* Short exercise
Please count the lines below that contain the word "JSON", and reply with that number alone.

****************

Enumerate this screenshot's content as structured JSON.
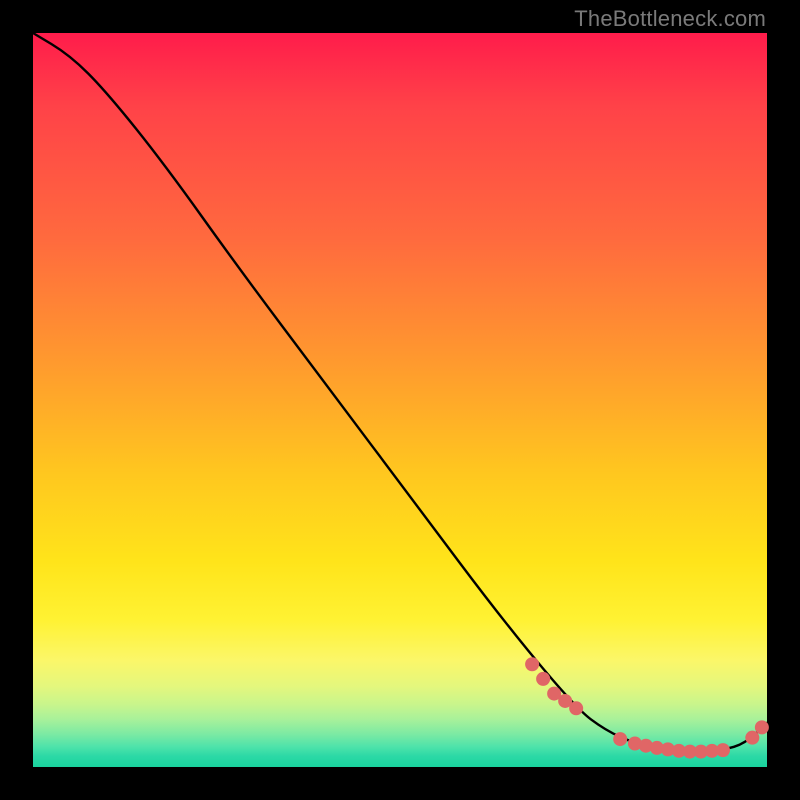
{
  "watermark": "TheBottleneck.com",
  "chart_data": {
    "type": "line",
    "title": "",
    "xlabel": "",
    "ylabel": "",
    "xlim": [
      0,
      100
    ],
    "ylim": [
      0,
      100
    ],
    "grid": false,
    "legend": false,
    "series": [
      {
        "name": "curve",
        "color": "#000000",
        "x": [
          0,
          5,
          10,
          18,
          28,
          40,
          52,
          64,
          74,
          78,
          82,
          86,
          90,
          94,
          97,
          100
        ],
        "values": [
          100,
          97,
          92,
          82,
          68,
          52,
          36,
          20,
          8,
          5,
          3.2,
          2.4,
          2.1,
          2.3,
          3.2,
          6
        ]
      }
    ],
    "markers": [
      {
        "name": "upper-cluster",
        "color": "#e06666",
        "points": [
          {
            "x": 68,
            "y": 14.0
          },
          {
            "x": 69.5,
            "y": 12.0
          },
          {
            "x": 71,
            "y": 10.0
          },
          {
            "x": 72.5,
            "y": 9.0
          },
          {
            "x": 74,
            "y": 8.0
          }
        ]
      },
      {
        "name": "bottom-cluster",
        "color": "#e06666",
        "points": [
          {
            "x": 80,
            "y": 3.8
          },
          {
            "x": 82,
            "y": 3.2
          },
          {
            "x": 83.5,
            "y": 2.9
          },
          {
            "x": 85,
            "y": 2.6
          },
          {
            "x": 86.5,
            "y": 2.4
          },
          {
            "x": 88,
            "y": 2.2
          },
          {
            "x": 89.5,
            "y": 2.1
          },
          {
            "x": 91,
            "y": 2.1
          },
          {
            "x": 92.5,
            "y": 2.2
          },
          {
            "x": 94,
            "y": 2.3
          }
        ]
      },
      {
        "name": "tail-cluster",
        "color": "#e06666",
        "points": [
          {
            "x": 98,
            "y": 4.0
          },
          {
            "x": 99.3,
            "y": 5.4
          }
        ]
      }
    ]
  }
}
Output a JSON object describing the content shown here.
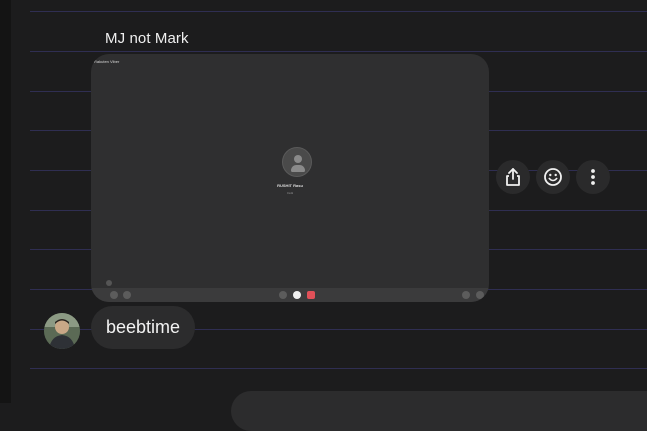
{
  "conversation": {
    "sender_name": "MJ not Mark",
    "message_text": "beebtime"
  },
  "attachment": {
    "app_title": "Rakuten Viber",
    "caller_name": "RUSHIT Rasu",
    "call_status": "Inviti"
  },
  "actions": {
    "icons": [
      "share-icon",
      "emoji-react-icon",
      "more-options-icon"
    ]
  },
  "colors": {
    "background": "#1c1c1d",
    "ruled_line": "#2f2e52",
    "bubble": "#2c2c2d",
    "end_call": "#e05058"
  }
}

****************

* Final result
2